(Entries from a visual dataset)
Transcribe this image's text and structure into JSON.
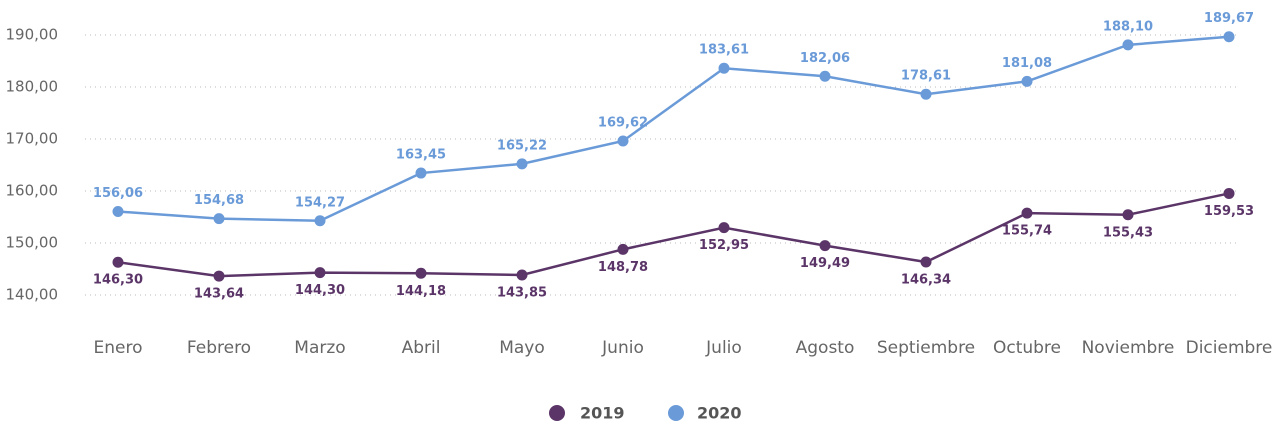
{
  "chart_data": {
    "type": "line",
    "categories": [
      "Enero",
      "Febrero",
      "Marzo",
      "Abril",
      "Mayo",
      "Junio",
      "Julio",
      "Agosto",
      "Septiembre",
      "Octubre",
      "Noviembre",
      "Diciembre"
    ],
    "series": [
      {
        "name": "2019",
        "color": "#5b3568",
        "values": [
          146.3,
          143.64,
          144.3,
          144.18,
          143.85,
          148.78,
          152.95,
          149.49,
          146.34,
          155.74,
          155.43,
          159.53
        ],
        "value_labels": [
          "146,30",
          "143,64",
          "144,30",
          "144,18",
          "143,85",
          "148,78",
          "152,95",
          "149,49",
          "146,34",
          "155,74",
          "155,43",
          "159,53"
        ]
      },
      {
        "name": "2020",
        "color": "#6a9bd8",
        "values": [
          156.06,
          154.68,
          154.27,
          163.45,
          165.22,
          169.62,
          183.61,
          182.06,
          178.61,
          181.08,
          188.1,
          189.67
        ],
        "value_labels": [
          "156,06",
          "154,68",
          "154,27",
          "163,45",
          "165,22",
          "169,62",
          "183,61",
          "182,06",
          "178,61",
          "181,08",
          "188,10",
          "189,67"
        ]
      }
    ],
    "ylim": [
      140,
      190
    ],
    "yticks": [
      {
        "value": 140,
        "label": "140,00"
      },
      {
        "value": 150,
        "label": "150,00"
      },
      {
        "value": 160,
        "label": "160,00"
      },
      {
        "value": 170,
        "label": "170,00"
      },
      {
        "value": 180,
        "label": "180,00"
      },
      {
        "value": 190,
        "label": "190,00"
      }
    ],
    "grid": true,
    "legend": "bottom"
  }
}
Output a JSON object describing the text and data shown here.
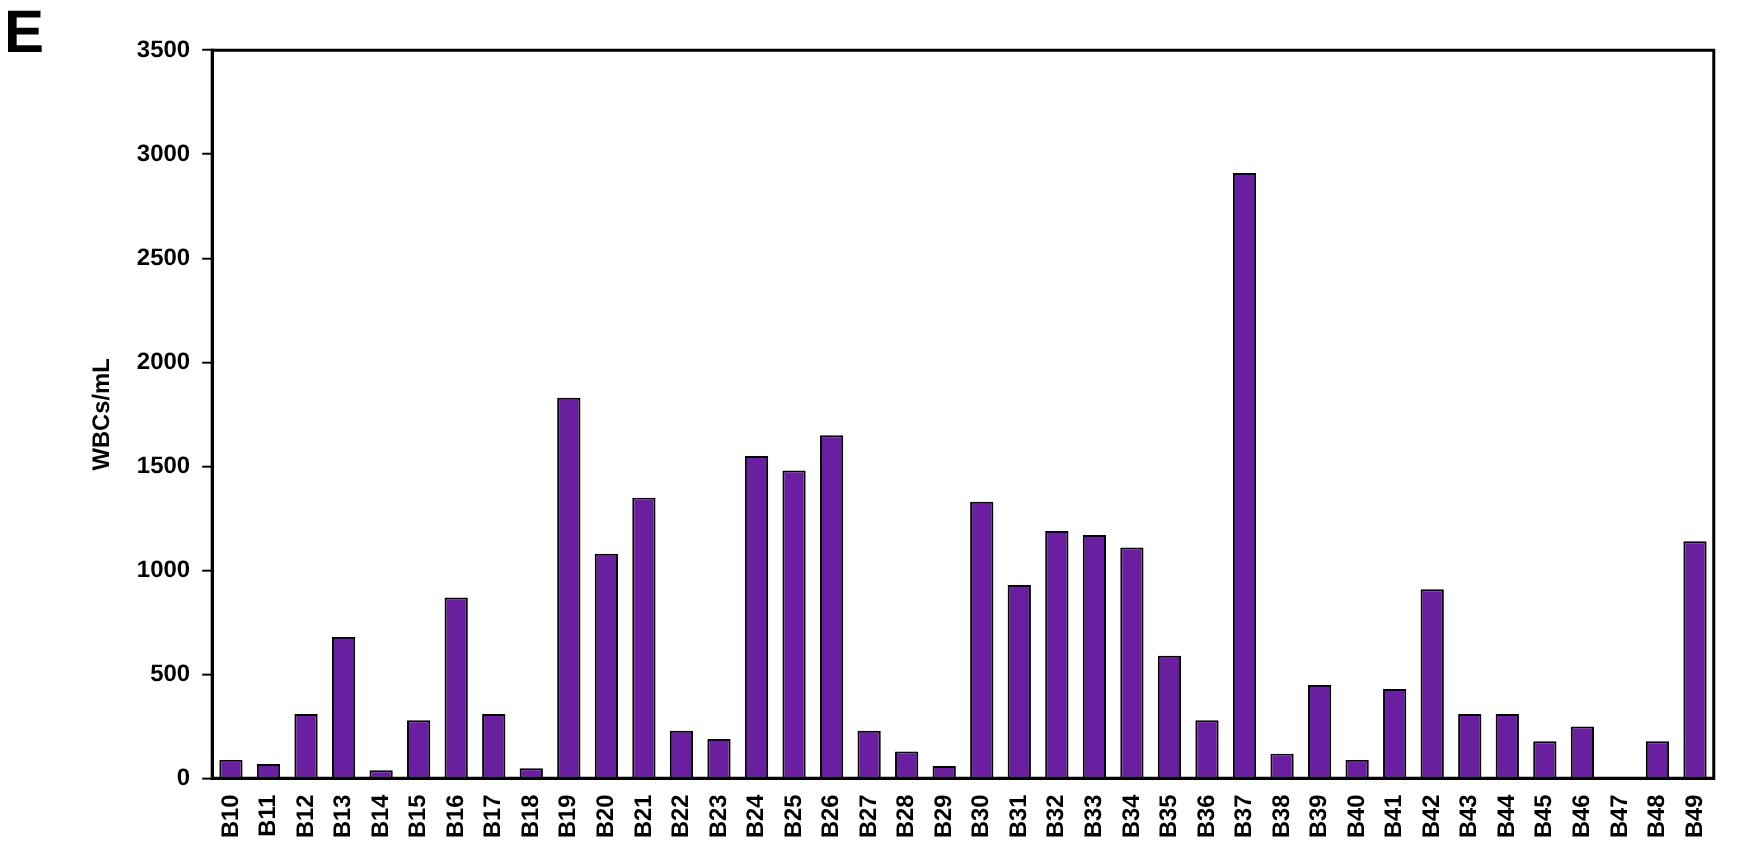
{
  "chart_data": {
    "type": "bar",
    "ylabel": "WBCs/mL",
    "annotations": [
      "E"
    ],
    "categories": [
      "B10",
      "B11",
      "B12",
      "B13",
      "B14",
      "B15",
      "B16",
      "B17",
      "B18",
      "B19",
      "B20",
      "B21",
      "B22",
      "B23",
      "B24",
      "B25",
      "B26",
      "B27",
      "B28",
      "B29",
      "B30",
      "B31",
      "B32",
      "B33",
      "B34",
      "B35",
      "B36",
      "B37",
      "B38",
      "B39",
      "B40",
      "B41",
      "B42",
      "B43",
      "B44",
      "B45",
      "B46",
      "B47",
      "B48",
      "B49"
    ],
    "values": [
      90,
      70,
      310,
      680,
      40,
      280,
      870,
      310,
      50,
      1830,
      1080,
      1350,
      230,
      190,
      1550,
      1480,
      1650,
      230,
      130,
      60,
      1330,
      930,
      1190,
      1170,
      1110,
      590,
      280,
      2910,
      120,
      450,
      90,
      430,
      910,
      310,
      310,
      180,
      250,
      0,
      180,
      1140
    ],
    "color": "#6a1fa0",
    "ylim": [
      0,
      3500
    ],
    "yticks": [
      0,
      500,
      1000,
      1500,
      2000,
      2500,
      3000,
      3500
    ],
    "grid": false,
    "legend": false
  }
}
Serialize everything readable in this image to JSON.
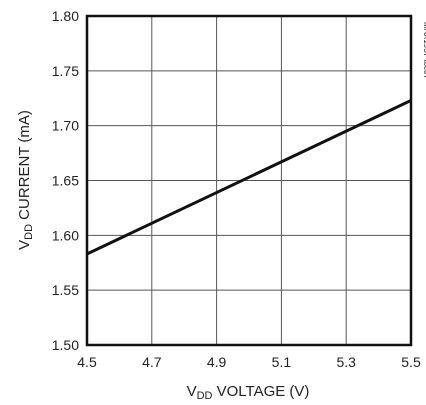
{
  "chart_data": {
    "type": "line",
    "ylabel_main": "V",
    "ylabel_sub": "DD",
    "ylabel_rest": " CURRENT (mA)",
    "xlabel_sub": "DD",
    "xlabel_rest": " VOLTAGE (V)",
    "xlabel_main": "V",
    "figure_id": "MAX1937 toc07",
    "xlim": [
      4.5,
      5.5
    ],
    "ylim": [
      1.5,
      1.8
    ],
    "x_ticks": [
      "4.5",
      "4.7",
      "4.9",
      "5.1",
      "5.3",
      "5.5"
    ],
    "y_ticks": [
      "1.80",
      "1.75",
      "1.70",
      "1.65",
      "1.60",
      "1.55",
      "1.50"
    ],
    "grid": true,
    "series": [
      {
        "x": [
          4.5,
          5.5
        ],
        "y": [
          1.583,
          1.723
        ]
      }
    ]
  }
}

## Exercise brief:
Set down nothing but the lines from the one containing "Output a JSON" to the final line above, both included, with every picture left out.

## Exercise result:
Output a JSON object describing the text and data shown here.
{
  "chart_data": {
    "type": "bar",
    "ylabel": "WBCs/mL",
    "annotations": [
      "E"
    ],
    "categories": [
      "B10",
      "B11",
      "B12",
      "B13",
      "B14",
      "B15",
      "B16",
      "B17",
      "B18",
      "B19",
      "B20",
      "B21",
      "B22",
      "B23",
      "B24",
      "B25",
      "B26",
      "B27",
      "B28",
      "B29",
      "B30",
      "B31",
      "B32",
      "B33",
      "B34",
      "B35",
      "B36",
      "B37",
      "B38",
      "B39",
      "B40",
      "B41",
      "B42",
      "B43",
      "B44",
      "B45",
      "B46",
      "B47",
      "B48",
      "B49"
    ],
    "values": [
      90,
      70,
      310,
      680,
      40,
      280,
      870,
      310,
      50,
      1830,
      1080,
      1350,
      230,
      190,
      1550,
      1480,
      1650,
      230,
      130,
      60,
      1330,
      930,
      1190,
      1170,
      1110,
      590,
      280,
      2910,
      120,
      450,
      90,
      430,
      910,
      310,
      310,
      180,
      250,
      0,
      180,
      1140
    ],
    "color": "#6a1fa0",
    "ylim": [
      0,
      3500
    ],
    "yticks": [
      0,
      500,
      1000,
      1500,
      2000,
      2500,
      3000,
      3500
    ],
    "grid": false,
    "legend": false
  }
}
Serialize everything readable in this image to JSON.
{
  "chart_data": {
    "type": "line",
    "ylabel_main": "V",
    "ylabel_sub": "DD",
    "ylabel_rest": " CURRENT (mA)",
    "xlabel_sub": "DD",
    "xlabel_rest": " VOLTAGE (V)",
    "xlabel_main": "V",
    "figure_id": "MAX1937 toc07",
    "xlim": [
      4.5,
      5.5
    ],
    "ylim": [
      1.5,
      1.8
    ],
    "x_ticks": [
      "4.5",
      "4.7",
      "4.9",
      "5.1",
      "5.3",
      "5.5"
    ],
    "y_ticks": [
      "1.80",
      "1.75",
      "1.70",
      "1.65",
      "1.60",
      "1.55",
      "1.50"
    ],
    "grid": true,
    "series": [
      {
        "x": [
          4.5,
          5.5
        ],
        "y": [
          1.583,
          1.723
        ]
      }
    ]
  }
}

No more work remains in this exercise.